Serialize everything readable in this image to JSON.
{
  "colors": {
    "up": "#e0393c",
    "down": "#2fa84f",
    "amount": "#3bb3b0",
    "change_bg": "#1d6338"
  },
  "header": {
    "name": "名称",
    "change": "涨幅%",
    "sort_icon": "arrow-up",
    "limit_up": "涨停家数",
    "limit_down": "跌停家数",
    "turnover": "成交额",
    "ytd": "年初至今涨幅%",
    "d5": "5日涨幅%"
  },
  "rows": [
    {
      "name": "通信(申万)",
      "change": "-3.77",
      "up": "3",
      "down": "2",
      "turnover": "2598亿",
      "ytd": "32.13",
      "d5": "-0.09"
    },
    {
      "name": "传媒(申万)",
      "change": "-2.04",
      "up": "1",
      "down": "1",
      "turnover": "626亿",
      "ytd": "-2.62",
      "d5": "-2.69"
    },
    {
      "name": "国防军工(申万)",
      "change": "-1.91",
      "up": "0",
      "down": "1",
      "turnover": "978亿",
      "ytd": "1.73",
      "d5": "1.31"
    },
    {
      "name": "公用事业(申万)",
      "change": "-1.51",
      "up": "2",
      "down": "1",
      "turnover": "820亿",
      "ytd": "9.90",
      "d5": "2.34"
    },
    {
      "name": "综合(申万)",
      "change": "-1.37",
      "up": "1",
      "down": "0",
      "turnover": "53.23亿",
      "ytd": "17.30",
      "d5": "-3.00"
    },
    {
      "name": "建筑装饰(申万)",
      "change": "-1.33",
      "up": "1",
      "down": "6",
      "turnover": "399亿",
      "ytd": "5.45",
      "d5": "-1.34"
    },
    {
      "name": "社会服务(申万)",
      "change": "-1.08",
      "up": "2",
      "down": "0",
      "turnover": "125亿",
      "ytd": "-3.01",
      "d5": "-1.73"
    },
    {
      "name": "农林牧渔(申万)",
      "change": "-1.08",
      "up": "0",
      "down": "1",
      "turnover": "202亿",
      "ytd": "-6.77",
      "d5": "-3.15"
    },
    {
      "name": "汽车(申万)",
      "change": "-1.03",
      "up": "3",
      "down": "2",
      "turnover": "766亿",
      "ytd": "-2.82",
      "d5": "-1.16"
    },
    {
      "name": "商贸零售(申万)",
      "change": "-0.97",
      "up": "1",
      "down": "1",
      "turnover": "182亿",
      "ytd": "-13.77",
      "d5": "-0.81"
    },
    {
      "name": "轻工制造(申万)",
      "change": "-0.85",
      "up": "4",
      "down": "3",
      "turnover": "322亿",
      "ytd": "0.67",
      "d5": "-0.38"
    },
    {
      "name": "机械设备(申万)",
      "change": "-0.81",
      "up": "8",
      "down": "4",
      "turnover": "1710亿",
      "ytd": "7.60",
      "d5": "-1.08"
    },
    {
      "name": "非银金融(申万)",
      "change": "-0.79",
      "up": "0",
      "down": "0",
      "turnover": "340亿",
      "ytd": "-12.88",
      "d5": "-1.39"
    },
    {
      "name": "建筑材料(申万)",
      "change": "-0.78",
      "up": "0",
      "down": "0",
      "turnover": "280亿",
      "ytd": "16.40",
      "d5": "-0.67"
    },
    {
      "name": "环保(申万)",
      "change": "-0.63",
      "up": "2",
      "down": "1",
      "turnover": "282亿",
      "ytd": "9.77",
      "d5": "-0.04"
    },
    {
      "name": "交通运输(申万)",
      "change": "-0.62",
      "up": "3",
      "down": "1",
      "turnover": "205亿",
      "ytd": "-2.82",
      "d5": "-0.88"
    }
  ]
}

################

**PROBLEM DESCRIPTION**
Reproduce each line of the material above precisely.

**RESULT FOR THIS TASK**
Serialize everything readable in this image to JSON.
{
  "colors": {
    "up": "#e0393c",
    "down": "#2fa84f",
    "amount": "#3bb3b0",
    "change_bg": "#1d6338"
  },
  "header": {
    "name": "名称",
    "change": "涨幅%",
    "sort_icon": "arrow-up",
    "limit_up": "涨停家数",
    "limit_down": "跌停家数",
    "turnover": "成交额",
    "ytd": "年初至今涨幅%",
    "d5": "5日涨幅%"
  },
  "rows": [
    {
      "name": "通信(申万)",
      "change": "-3.77",
      "up": "3",
      "down": "2",
      "turnover": "2598亿",
      "ytd": "32.13",
      "d5": "-0.09"
    },
    {
      "name": "传媒(申万)",
      "change": "-2.04",
      "up": "1",
      "down": "1",
      "turnover": "626亿",
      "ytd": "-2.62",
      "d5": "-2.69"
    },
    {
      "name": "国防军工(申万)",
      "change": "-1.91",
      "up": "0",
      "down": "1",
      "turnover": "978亿",
      "ytd": "1.73",
      "d5": "1.31"
    },
    {
      "name": "公用事业(申万)",
      "change": "-1.51",
      "up": "2",
      "down": "1",
      "turnover": "820亿",
      "ytd": "9.90",
      "d5": "2.34"
    },
    {
      "name": "综合(申万)",
      "change": "-1.37",
      "up": "1",
      "down": "0",
      "turnover": "53.23亿",
      "ytd": "17.30",
      "d5": "-3.00"
    },
    {
      "name": "建筑装饰(申万)",
      "change": "-1.33",
      "up": "1",
      "down": "6",
      "turnover": "399亿",
      "ytd": "5.45",
      "d5": "-1.34"
    },
    {
      "name": "社会服务(申万)",
      "change": "-1.08",
      "up": "2",
      "down": "0",
      "turnover": "125亿",
      "ytd": "-3.01",
      "d5": "-1.73"
    },
    {
      "name": "农林牧渔(申万)",
      "change": "-1.08",
      "up": "0",
      "down": "1",
      "turnover": "202亿",
      "ytd": "-6.77",
      "d5": "-3.15"
    },
    {
      "name": "汽车(申万)",
      "change": "-1.03",
      "up": "3",
      "down": "2",
      "turnover": "766亿",
      "ytd": "-2.82",
      "d5": "-1.16"
    },
    {
      "name": "商贸零售(申万)",
      "change": "-0.97",
      "up": "1",
      "down": "1",
      "turnover": "182亿",
      "ytd": "-13.77",
      "d5": "-0.81"
    },
    {
      "name": "轻工制造(申万)",
      "change": "-0.85",
      "up": "4",
      "down": "3",
      "turnover": "322亿",
      "ytd": "0.67",
      "d5": "-0.38"
    },
    {
      "name": "机械设备(申万)",
      "change": "-0.81",
      "up": "8",
      "down": "4",
      "turnover": "1710亿",
      "ytd": "7.60",
      "d5": "-1.08"
    },
    {
      "name": "非银金融(申万)",
      "change": "-0.79",
      "up": "0",
      "down": "0",
      "turnover": "340亿",
      "ytd": "-12.88",
      "d5": "-1.39"
    },
    {
      "name": "建筑材料(申万)",
      "change": "-0.78",
      "up": "0",
      "down": "0",
      "turnover": "280亿",
      "ytd": "16.40",
      "d5": "-0.67"
    },
    {
      "name": "环保(申万)",
      "change": "-0.63",
      "up": "2",
      "down": "1",
      "turnover": "282亿",
      "ytd": "9.77",
      "d5": "-0.04"
    },
    {
      "name": "交通运输(申万)",
      "change": "-0.62",
      "up": "3",
      "down": "1",
      "turnover": "205亿",
      "ytd": "-2.82",
      "d5": "-0.88"
    }
  ]
}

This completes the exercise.